- Instructions for the task
Find the line containing "What data populates". Reproduce it and every line after it up to the end of the records, exactly as written.

──────────

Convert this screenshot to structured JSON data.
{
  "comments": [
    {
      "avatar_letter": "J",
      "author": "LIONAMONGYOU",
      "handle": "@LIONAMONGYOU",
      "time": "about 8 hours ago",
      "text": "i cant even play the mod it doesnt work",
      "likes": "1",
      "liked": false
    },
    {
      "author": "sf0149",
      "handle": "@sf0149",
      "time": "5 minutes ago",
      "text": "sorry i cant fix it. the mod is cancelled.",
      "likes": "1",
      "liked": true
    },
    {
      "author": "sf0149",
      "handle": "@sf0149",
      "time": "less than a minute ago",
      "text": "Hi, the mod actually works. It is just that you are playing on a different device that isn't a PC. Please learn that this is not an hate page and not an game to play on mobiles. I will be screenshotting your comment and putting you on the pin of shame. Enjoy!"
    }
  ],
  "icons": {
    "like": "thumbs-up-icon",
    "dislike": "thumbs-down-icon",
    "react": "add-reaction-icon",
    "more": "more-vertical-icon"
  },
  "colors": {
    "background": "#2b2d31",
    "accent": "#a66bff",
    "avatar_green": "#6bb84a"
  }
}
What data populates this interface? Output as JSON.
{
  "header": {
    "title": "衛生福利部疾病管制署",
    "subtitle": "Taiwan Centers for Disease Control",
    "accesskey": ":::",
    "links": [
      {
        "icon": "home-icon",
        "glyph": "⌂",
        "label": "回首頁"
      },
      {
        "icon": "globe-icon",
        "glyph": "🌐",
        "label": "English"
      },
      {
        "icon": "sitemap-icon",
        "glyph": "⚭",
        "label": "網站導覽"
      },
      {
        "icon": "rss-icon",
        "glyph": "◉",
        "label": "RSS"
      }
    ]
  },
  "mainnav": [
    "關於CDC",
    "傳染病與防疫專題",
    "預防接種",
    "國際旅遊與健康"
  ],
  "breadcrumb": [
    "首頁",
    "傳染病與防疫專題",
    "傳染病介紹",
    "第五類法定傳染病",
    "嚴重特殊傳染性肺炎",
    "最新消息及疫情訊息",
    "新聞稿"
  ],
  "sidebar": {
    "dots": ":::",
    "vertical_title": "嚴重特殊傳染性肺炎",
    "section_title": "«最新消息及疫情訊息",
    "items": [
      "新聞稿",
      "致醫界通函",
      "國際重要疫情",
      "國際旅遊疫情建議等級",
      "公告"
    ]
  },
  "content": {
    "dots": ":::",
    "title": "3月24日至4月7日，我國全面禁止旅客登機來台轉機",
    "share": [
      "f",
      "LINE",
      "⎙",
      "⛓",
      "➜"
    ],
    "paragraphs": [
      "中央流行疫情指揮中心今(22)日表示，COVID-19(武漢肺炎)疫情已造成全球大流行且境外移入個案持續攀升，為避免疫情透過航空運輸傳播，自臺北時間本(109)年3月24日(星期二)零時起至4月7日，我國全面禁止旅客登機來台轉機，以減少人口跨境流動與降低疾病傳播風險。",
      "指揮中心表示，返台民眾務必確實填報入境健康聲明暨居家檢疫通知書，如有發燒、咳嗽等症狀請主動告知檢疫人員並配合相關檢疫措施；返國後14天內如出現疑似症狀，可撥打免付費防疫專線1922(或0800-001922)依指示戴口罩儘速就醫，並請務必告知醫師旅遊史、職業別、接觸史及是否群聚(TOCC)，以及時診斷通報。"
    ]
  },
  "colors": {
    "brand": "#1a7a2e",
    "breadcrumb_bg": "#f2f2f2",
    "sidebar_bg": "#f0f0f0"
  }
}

──────────

- Solution
What data populates this interface? Output as JSON.
{
  "header": {
    "title": "衛生福利部疾病管制署",
    "subtitle": "Taiwan Centers for Disease Control",
    "accesskey": ":::",
    "links": [
      {
        "icon": "home-icon",
        "glyph": "⌂",
        "label": "回首頁"
      },
      {
        "icon": "globe-icon",
        "glyph": "🌐",
        "label": "English"
      },
      {
        "icon": "sitemap-icon",
        "glyph": "⚭",
        "label": "網站導覽"
      },
      {
        "icon": "rss-icon",
        "glyph": "◉",
        "label": "RSS"
      }
    ]
  },
  "mainnav": [
    "關於CDC",
    "傳染病與防疫專題",
    "預防接種",
    "國際旅遊與健康"
  ],
  "breadcrumb": [
    "首頁",
    "傳染病與防疫專題",
    "傳染病介紹",
    "第五類法定傳染病",
    "嚴重特殊傳染性肺炎",
    "最新消息及疫情訊息",
    "新聞稿"
  ],
  "sidebar": {
    "dots": ":::",
    "vertical_title": "嚴重特殊傳染性肺炎",
    "section_title": "«最新消息及疫情訊息",
    "items": [
      "新聞稿",
      "致醫界通函",
      "國際重要疫情",
      "國際旅遊疫情建議等級",
      "公告"
    ]
  },
  "content": {
    "dots": ":::",
    "title": "3月24日至4月7日，我國全面禁止旅客登機來台轉機",
    "share": [
      "f",
      "LINE",
      "⎙",
      "⛓",
      "➜"
    ],
    "paragraphs": [
      "中央流行疫情指揮中心今(22)日表示，COVID-19(武漢肺炎)疫情已造成全球大流行且境外移入個案持續攀升，為避免疫情透過航空運輸傳播，自臺北時間本(109)年3月24日(星期二)零時起至4月7日，我國全面禁止旅客登機來台轉機，以減少人口跨境流動與降低疾病傳播風險。",
      "指揮中心表示，返台民眾務必確實填報入境健康聲明暨居家檢疫通知書，如有發燒、咳嗽等症狀請主動告知檢疫人員並配合相關檢疫措施；返國後14天內如出現疑似症狀，可撥打免付費防疫專線1922(或0800-001922)依指示戴口罩儘速就醫，並請務必告知醫師旅遊史、職業別、接觸史及是否群聚(TOCC)，以及時診斷通報。"
    ]
  },
  "colors": {
    "brand": "#1a7a2e",
    "breadcrumb_bg": "#f2f2f2",
    "sidebar_bg": "#f0f0f0"
  }
}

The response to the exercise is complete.